──────── Recorded data ────────

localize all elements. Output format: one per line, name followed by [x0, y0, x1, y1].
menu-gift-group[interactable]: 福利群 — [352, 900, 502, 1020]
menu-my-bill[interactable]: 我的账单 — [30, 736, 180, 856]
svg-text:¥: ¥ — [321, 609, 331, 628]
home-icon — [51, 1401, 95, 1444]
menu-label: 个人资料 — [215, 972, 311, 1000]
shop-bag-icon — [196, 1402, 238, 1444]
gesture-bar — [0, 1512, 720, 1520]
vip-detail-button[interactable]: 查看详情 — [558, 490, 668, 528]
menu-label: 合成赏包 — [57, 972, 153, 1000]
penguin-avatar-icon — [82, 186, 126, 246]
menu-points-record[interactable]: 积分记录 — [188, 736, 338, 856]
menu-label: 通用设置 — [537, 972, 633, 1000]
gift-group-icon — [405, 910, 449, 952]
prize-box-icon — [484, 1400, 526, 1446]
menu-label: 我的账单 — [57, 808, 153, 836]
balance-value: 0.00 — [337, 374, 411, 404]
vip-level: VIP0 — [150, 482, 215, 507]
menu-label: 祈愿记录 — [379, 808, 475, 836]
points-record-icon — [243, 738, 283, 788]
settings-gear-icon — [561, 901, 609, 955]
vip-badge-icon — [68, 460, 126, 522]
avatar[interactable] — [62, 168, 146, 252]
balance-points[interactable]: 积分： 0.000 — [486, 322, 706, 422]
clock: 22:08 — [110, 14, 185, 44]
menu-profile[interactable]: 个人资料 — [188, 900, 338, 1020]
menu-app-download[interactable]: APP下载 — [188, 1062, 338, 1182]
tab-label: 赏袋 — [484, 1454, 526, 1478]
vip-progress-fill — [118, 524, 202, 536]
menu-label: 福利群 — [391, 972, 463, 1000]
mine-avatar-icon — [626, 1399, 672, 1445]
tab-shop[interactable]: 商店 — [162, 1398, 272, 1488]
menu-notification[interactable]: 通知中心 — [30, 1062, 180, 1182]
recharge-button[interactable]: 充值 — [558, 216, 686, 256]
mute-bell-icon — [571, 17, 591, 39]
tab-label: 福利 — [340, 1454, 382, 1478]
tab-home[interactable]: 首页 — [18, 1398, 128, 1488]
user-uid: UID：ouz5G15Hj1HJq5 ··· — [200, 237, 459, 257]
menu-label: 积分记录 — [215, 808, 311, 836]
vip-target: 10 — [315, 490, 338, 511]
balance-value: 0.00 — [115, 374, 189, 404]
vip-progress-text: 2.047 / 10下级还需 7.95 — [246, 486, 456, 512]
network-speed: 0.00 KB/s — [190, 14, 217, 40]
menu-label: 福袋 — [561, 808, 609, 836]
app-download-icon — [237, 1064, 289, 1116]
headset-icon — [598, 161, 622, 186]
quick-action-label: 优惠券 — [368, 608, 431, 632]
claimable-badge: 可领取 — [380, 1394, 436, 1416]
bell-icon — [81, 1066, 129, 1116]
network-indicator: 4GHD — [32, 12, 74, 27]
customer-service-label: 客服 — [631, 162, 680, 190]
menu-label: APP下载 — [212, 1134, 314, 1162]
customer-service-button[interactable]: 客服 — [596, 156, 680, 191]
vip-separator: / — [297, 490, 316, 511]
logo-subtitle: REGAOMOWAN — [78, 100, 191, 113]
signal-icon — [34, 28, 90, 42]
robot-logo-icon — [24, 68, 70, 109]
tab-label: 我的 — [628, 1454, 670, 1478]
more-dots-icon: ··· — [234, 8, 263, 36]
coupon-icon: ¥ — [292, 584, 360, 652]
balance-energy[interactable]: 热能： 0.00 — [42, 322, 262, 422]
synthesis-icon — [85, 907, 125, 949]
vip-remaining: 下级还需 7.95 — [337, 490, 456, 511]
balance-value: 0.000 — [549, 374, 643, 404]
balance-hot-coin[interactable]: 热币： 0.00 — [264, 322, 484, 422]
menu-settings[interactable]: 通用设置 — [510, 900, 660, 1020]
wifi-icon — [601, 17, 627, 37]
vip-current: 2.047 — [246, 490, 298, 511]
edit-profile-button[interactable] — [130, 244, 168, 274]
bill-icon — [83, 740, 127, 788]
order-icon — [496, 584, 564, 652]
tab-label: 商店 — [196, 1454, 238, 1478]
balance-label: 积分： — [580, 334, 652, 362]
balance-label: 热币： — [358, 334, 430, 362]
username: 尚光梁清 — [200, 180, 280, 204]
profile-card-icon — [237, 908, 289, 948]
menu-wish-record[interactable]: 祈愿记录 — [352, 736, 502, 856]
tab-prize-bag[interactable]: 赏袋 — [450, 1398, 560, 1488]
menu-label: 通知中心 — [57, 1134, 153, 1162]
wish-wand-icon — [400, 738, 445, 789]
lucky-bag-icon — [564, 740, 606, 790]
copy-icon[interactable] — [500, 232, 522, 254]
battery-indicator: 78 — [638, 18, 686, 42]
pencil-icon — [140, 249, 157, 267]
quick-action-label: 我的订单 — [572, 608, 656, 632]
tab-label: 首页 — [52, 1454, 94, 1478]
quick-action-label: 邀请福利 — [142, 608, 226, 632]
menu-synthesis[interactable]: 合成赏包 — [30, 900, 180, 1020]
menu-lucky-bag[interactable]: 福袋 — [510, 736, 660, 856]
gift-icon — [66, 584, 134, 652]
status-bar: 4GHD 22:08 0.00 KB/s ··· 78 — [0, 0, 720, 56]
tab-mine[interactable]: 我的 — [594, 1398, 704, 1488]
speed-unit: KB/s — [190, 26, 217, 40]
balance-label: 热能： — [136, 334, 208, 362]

────────

# [What you will do]
List every line in the entries above that contains the string "logo".

# [Full answer]
logo-subtitle: REGAOMOWAN — [78, 100, 191, 113]
robot-logo-icon — [24, 68, 70, 109]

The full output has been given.